• Written exercise:
Reproduce the listing below exactly, minus its pictures.

• Material to process:
— Start —

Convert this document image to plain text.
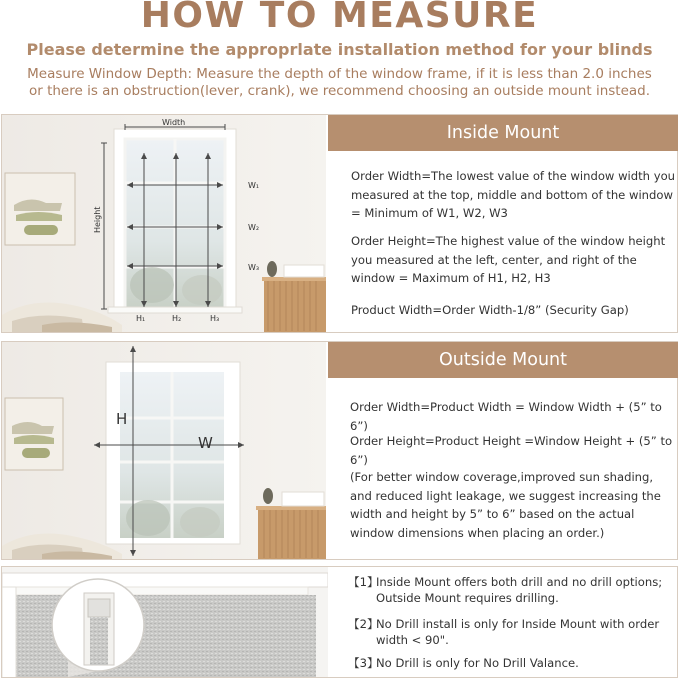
HOW TO MEASURE
Please determine the approprlate installation method for your blinds
Measure Window Depth: Measure the depth of the window frame, if it is less than 2.0 inches
or there is an obstruction(lever, crank), we recommend choosing an outside mount instead.
Width
Height
W₁
W₂
W₃
H₁	H₂	H₃
Inside Mount
Order Width=The lowest value of the window width you measured at the top, middle and bottom of the window = Minimum of W1, W2, W3
Order Height=The highest value of the window height you measured at the left, center, and right of the window = Maximum of H1, H2, H3
Product Width=Order Width-1/8” (Security Gap)
H
W
Outside Mount
Order Width=Product Width = Window Width + (5” to 6”)
Order Height=Product Height =Window Height + (5” to 6”)
(For better window coverage,improved sun shading, and reduced light leakage, we suggest increasing the width and height by 5” to 6” based on the actual window dimensions when placing an order.)
【1】
Inside Mount offers both drill and no drill options; Outside Mount requires drilling.
【2】
No Drill install is only for Inside Mount with order width < 90".
【3】
No Drill is only for No Drill Valance.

— End —

• Response to this exercise:
Convert this document image to plain text.
HOW TO MEASURE
Please determine the approprlate installation method for your blinds
Measure Window Depth: Measure the depth of the window frame, if it is less than 2.0 inches
or there is an obstruction(lever, crank), we recommend choosing an outside mount instead.
Width
Height
W₁
W₂
W₃
H₁	H₂	H₃
Inside Mount
Order Width=The lowest value of the window width you measured at the top, middle and bottom of the window = Minimum of W1, W2, W3
Order Height=The highest value of the window height you measured at the left, center, and right of the window = Maximum of H1, H2, H3
Product Width=Order Width-1/8” (Security Gap)
H
W
Outside Mount
Order Width=Product Width = Window Width + (5” to 6”)
Order Height=Product Height =Window Height + (5” to 6”)
(For better window coverage,improved sun shading, and reduced light leakage, we suggest increasing the width and height by 5” to 6” based on the actual window dimensions when placing an order.)
【1】
Inside Mount offers both drill and no drill options; Outside Mount requires drilling.
【2】
No Drill install is only for Inside Mount with order width < 90".
【3】
No Drill is only for No Drill Valance.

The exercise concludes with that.